▸ **SHORT EXERCISE**: Of the lines in this listing, how many contain the word "balance"? Give the number and nothing else.
---------- DATA LISTING
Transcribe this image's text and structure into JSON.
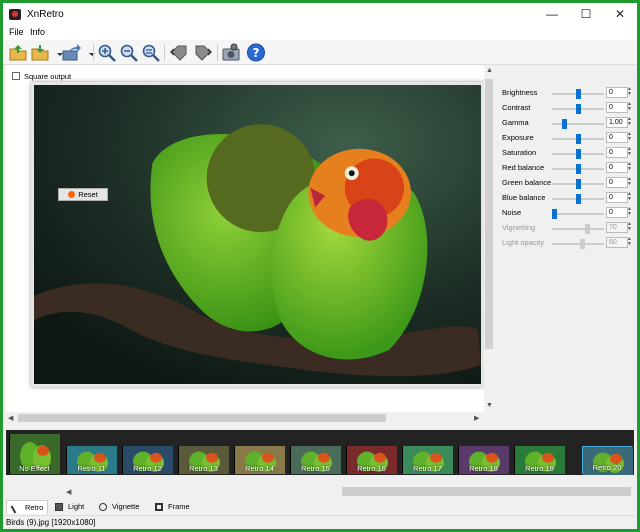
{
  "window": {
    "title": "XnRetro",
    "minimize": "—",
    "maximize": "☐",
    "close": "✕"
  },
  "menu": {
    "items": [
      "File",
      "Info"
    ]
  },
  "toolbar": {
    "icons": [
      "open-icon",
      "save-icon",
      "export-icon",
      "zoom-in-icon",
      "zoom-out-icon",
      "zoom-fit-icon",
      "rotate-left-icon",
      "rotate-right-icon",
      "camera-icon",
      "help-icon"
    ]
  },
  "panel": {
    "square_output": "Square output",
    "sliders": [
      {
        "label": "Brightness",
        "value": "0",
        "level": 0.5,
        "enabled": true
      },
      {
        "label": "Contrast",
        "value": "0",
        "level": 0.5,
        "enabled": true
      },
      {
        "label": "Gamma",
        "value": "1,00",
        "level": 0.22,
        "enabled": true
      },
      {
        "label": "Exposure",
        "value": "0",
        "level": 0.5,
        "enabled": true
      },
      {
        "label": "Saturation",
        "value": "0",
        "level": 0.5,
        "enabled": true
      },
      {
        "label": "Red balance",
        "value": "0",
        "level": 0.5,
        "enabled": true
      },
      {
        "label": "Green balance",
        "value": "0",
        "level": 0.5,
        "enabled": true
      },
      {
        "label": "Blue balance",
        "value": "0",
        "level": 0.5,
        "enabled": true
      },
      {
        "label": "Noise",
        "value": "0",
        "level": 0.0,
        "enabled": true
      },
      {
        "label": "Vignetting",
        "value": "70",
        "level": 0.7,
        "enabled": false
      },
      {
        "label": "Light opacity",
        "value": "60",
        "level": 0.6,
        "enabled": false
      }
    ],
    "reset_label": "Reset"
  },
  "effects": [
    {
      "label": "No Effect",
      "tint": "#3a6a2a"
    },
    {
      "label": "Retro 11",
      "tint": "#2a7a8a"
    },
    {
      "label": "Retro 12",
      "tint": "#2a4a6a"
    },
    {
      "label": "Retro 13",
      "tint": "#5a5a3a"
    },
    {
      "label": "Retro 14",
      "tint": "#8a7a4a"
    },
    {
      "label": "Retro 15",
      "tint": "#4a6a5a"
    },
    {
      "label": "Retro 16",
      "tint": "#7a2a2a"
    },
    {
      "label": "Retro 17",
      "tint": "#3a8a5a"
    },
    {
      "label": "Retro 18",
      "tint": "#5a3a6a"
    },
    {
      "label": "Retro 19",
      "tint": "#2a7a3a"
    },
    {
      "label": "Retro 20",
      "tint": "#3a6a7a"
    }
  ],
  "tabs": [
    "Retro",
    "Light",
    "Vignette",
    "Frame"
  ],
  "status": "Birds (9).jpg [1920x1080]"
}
--------------------
▸ **ANSWER TO THIS EXERCISE**: 3